### [GIVEN EXERCISE]
The records below must be duplicated exactly, character for character.

## start INPUT FOR THIS TASK

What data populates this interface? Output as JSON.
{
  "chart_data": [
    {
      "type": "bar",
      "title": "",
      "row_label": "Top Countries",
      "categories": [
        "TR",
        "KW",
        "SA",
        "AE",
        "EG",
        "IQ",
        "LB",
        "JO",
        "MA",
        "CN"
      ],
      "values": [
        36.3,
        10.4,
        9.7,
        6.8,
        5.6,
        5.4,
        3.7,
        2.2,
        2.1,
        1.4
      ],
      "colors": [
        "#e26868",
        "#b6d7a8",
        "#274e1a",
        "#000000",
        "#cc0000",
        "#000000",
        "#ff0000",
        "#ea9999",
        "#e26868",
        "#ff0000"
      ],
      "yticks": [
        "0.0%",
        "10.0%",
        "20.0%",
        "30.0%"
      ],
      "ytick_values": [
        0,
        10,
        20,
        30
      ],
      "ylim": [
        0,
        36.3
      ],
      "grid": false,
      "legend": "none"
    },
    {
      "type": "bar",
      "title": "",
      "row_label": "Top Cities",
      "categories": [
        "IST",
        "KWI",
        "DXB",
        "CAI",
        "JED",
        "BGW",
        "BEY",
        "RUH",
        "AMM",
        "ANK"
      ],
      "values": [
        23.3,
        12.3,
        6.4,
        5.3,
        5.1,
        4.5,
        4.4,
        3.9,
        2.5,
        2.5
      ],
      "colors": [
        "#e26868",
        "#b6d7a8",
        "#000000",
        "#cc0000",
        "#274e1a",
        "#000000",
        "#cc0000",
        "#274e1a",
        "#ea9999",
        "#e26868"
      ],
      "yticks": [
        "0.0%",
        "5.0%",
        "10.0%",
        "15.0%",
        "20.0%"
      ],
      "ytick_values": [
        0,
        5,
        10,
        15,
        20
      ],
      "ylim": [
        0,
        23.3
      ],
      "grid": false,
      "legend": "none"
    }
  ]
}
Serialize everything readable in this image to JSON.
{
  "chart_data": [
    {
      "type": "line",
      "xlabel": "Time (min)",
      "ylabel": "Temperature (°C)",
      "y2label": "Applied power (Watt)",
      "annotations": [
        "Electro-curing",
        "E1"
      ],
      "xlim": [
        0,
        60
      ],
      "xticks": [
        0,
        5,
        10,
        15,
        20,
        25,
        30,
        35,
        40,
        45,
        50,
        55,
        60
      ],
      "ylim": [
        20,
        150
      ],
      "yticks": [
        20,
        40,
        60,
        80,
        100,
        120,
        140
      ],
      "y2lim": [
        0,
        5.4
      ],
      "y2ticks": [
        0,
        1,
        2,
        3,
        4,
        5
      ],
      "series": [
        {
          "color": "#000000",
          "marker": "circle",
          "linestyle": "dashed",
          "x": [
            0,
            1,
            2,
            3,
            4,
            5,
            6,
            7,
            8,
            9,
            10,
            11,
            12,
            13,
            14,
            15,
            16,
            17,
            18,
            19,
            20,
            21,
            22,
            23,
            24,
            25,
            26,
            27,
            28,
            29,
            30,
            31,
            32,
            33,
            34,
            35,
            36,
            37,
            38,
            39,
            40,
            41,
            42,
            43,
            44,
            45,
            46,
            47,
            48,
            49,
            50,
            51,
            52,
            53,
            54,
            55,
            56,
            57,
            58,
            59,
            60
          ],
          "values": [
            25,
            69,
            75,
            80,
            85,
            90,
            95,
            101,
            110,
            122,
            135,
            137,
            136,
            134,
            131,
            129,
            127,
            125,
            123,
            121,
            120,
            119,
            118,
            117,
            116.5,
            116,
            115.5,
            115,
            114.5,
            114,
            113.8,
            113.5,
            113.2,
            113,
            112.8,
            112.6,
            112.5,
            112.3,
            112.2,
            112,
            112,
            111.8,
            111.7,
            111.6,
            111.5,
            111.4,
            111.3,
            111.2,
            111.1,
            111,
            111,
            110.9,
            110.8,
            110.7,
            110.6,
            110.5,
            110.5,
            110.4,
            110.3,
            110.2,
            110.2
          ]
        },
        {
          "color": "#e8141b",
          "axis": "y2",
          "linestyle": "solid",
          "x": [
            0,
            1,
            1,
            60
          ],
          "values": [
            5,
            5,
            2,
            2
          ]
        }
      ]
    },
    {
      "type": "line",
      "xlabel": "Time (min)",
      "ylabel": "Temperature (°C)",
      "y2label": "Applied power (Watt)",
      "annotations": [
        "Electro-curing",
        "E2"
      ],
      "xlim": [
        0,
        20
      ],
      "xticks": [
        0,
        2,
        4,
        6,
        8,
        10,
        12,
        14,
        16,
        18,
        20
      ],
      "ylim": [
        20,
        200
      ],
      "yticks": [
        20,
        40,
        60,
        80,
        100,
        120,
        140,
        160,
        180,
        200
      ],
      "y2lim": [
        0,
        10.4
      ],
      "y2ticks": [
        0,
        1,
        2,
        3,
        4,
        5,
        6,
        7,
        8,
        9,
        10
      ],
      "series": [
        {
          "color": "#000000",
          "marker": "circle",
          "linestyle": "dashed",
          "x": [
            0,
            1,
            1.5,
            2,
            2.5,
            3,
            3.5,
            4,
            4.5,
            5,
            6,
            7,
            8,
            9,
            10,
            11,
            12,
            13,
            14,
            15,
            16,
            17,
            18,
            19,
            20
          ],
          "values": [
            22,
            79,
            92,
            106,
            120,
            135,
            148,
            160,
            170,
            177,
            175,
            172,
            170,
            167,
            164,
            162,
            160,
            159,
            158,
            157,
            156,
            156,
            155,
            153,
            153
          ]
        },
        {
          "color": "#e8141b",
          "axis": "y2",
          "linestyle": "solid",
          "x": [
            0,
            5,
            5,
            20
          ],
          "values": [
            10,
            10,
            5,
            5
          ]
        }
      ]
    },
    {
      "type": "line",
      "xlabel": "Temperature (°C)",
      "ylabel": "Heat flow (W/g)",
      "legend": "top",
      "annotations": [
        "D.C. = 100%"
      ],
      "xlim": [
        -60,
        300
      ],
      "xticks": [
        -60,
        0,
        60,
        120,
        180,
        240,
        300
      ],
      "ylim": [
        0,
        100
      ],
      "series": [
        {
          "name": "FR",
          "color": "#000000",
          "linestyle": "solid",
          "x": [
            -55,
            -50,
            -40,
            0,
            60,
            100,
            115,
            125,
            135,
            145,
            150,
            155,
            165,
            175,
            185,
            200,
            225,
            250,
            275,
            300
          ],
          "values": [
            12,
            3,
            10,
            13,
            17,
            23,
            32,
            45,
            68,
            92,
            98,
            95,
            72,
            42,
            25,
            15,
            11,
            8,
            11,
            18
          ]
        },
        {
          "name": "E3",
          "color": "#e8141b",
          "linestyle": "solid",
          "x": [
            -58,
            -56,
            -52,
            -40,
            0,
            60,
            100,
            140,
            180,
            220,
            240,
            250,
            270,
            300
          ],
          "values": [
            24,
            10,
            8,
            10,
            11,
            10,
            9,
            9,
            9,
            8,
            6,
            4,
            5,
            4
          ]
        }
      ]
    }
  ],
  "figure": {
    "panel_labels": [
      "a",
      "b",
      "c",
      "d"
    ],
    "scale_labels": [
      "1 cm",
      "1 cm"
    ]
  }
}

## end INPUT FOR THIS TASK

### [RESPONSE FOR THIS EXERCISE]
What data populates this interface? Output as JSON.
{
  "chart_data": [
    {
      "type": "bar",
      "title": "",
      "row_label": "Top Countries",
      "categories": [
        "TR",
        "KW",
        "SA",
        "AE",
        "EG",
        "IQ",
        "LB",
        "JO",
        "MA",
        "CN"
      ],
      "values": [
        36.3,
        10.4,
        9.7,
        6.8,
        5.6,
        5.4,
        3.7,
        2.2,
        2.1,
        1.4
      ],
      "colors": [
        "#e26868",
        "#b6d7a8",
        "#274e1a",
        "#000000",
        "#cc0000",
        "#000000",
        "#ff0000",
        "#ea9999",
        "#e26868",
        "#ff0000"
      ],
      "yticks": [
        "0.0%",
        "10.0%",
        "20.0%",
        "30.0%"
      ],
      "ytick_values": [
        0,
        10,
        20,
        30
      ],
      "ylim": [
        0,
        36.3
      ],
      "grid": false,
      "legend": "none"
    },
    {
      "type": "bar",
      "title": "",
      "row_label": "Top Cities",
      "categories": [
        "IST",
        "KWI",
        "DXB",
        "CAI",
        "JED",
        "BGW",
        "BEY",
        "RUH",
        "AMM",
        "ANK"
      ],
      "values": [
        23.3,
        12.3,
        6.4,
        5.3,
        5.1,
        4.5,
        4.4,
        3.9,
        2.5,
        2.5
      ],
      "colors": [
        "#e26868",
        "#b6d7a8",
        "#000000",
        "#cc0000",
        "#274e1a",
        "#000000",
        "#cc0000",
        "#274e1a",
        "#ea9999",
        "#e26868"
      ],
      "yticks": [
        "0.0%",
        "5.0%",
        "10.0%",
        "15.0%",
        "20.0%"
      ],
      "ytick_values": [
        0,
        5,
        10,
        15,
        20
      ],
      "ylim": [
        0,
        23.3
      ],
      "grid": false,
      "legend": "none"
    }
  ]
}
Serialize everything readable in this image to JSON.
{
  "chart_data": [
    {
      "type": "line",
      "xlabel": "Time (min)",
      "ylabel": "Temperature (°C)",
      "y2label": "Applied power (Watt)",
      "annotations": [
        "Electro-curing",
        "E1"
      ],
      "xlim": [
        0,
        60
      ],
      "xticks": [
        0,
        5,
        10,
        15,
        20,
        25,
        30,
        35,
        40,
        45,
        50,
        55,
        60
      ],
      "ylim": [
        20,
        150
      ],
      "yticks": [
        20,
        40,
        60,
        80,
        100,
        120,
        140
      ],
      "y2lim": [
        0,
        5.4
      ],
      "y2ticks": [
        0,
        1,
        2,
        3,
        4,
        5
      ],
      "series": [
        {
          "color": "#000000",
          "marker": "circle",
          "linestyle": "dashed",
          "x": [
            0,
            1,
            2,
            3,
            4,
            5,
            6,
            7,
            8,
            9,
            10,
            11,
            12,
            13,
            14,
            15,
            16,
            17,
            18,
            19,
            20,
            21,
            22,
            23,
            24,
            25,
            26,
            27,
            28,
            29,
            30,
            31,
            32,
            33,
            34,
            35,
            36,
            37,
            38,
            39,
            40,
            41,
            42,
            43,
            44,
            45,
            46,
            47,
            48,
            49,
            50,
            51,
            52,
            53,
            54,
            55,
            56,
            57,
            58,
            59,
            60
          ],
          "values": [
            25,
            69,
            75,
            80,
            85,
            90,
            95,
            101,
            110,
            122,
            135,
            137,
            136,
            134,
            131,
            129,
            127,
            125,
            123,
            121,
            120,
            119,
            118,
            117,
            116.5,
            116,
            115.5,
            115,
            114.5,
            114,
            113.8,
            113.5,
            113.2,
            113,
            112.8,
            112.6,
            112.5,
            112.3,
            112.2,
            112,
            112,
            111.8,
            111.7,
            111.6,
            111.5,
            111.4,
            111.3,
            111.2,
            111.1,
            111,
            111,
            110.9,
            110.8,
            110.7,
            110.6,
            110.5,
            110.5,
            110.4,
            110.3,
            110.2,
            110.2
          ]
        },
        {
          "color": "#e8141b",
          "axis": "y2",
          "linestyle": "solid",
          "x": [
            0,
            1,
            1,
            60
          ],
          "values": [
            5,
            5,
            2,
            2
          ]
        }
      ]
    },
    {
      "type": "line",
      "xlabel": "Time (min)",
      "ylabel": "Temperature (°C)",
      "y2label": "Applied power (Watt)",
      "annotations": [
        "Electro-curing",
        "E2"
      ],
      "xlim": [
        0,
        20
      ],
      "xticks": [
        0,
        2,
        4,
        6,
        8,
        10,
        12,
        14,
        16,
        18,
        20
      ],
      "ylim": [
        20,
        200
      ],
      "yticks": [
        20,
        40,
        60,
        80,
        100,
        120,
        140,
        160,
        180,
        200
      ],
      "y2lim": [
        0,
        10.4
      ],
      "y2ticks": [
        0,
        1,
        2,
        3,
        4,
        5,
        6,
        7,
        8,
        9,
        10
      ],
      "series": [
        {
          "color": "#000000",
          "marker": "circle",
          "linestyle": "dashed",
          "x": [
            0,
            1,
            1.5,
            2,
            2.5,
            3,
            3.5,
            4,
            4.5,
            5,
            6,
            7,
            8,
            9,
            10,
            11,
            12,
            13,
            14,
            15,
            16,
            17,
            18,
            19,
            20
          ],
          "values": [
            22,
            79,
            92,
            106,
            120,
            135,
            148,
            160,
            170,
            177,
            175,
            172,
            170,
            167,
            164,
            162,
            160,
            159,
            158,
            157,
            156,
            156,
            155,
            153,
            153
          ]
        },
        {
          "color": "#e8141b",
          "axis": "y2",
          "linestyle": "solid",
          "x": [
            0,
            5,
            5,
            20
          ],
          "values": [
            10,
            10,
            5,
            5
          ]
        }
      ]
    },
    {
      "type": "line",
      "xlabel": "Temperature (°C)",
      "ylabel": "Heat flow (W/g)",
      "legend": "top",
      "annotations": [
        "D.C. = 100%"
      ],
      "xlim": [
        -60,
        300
      ],
      "xticks": [
        -60,
        0,
        60,
        120,
        180,
        240,
        300
      ],
      "ylim": [
        0,
        100
      ],
      "series": [
        {
          "name": "FR",
          "color": "#000000",
          "linestyle": "solid",
          "x": [
            -55,
            -50,
            -40,
            0,
            60,
            100,
            115,
            125,
            135,
            145,
            150,
            155,
            165,
            175,
            185,
            200,
            225,
            250,
            275,
            300
          ],
          "values": [
            12,
            3,
            10,
            13,
            17,
            23,
            32,
            45,
            68,
            92,
            98,
            95,
            72,
            42,
            25,
            15,
            11,
            8,
            11,
            18
          ]
        },
        {
          "name": "E3",
          "color": "#e8141b",
          "linestyle": "solid",
          "x": [
            -58,
            -56,
            -52,
            -40,
            0,
            60,
            100,
            140,
            180,
            220,
            240,
            250,
            270,
            300
          ],
          "values": [
            24,
            10,
            8,
            10,
            11,
            10,
            9,
            9,
            9,
            8,
            6,
            4,
            5,
            4
          ]
        }
      ]
    }
  ],
  "figure": {
    "panel_labels": [
      "a",
      "b",
      "c",
      "d"
    ],
    "scale_labels": [
      "1 cm",
      "1 cm"
    ]
  }
}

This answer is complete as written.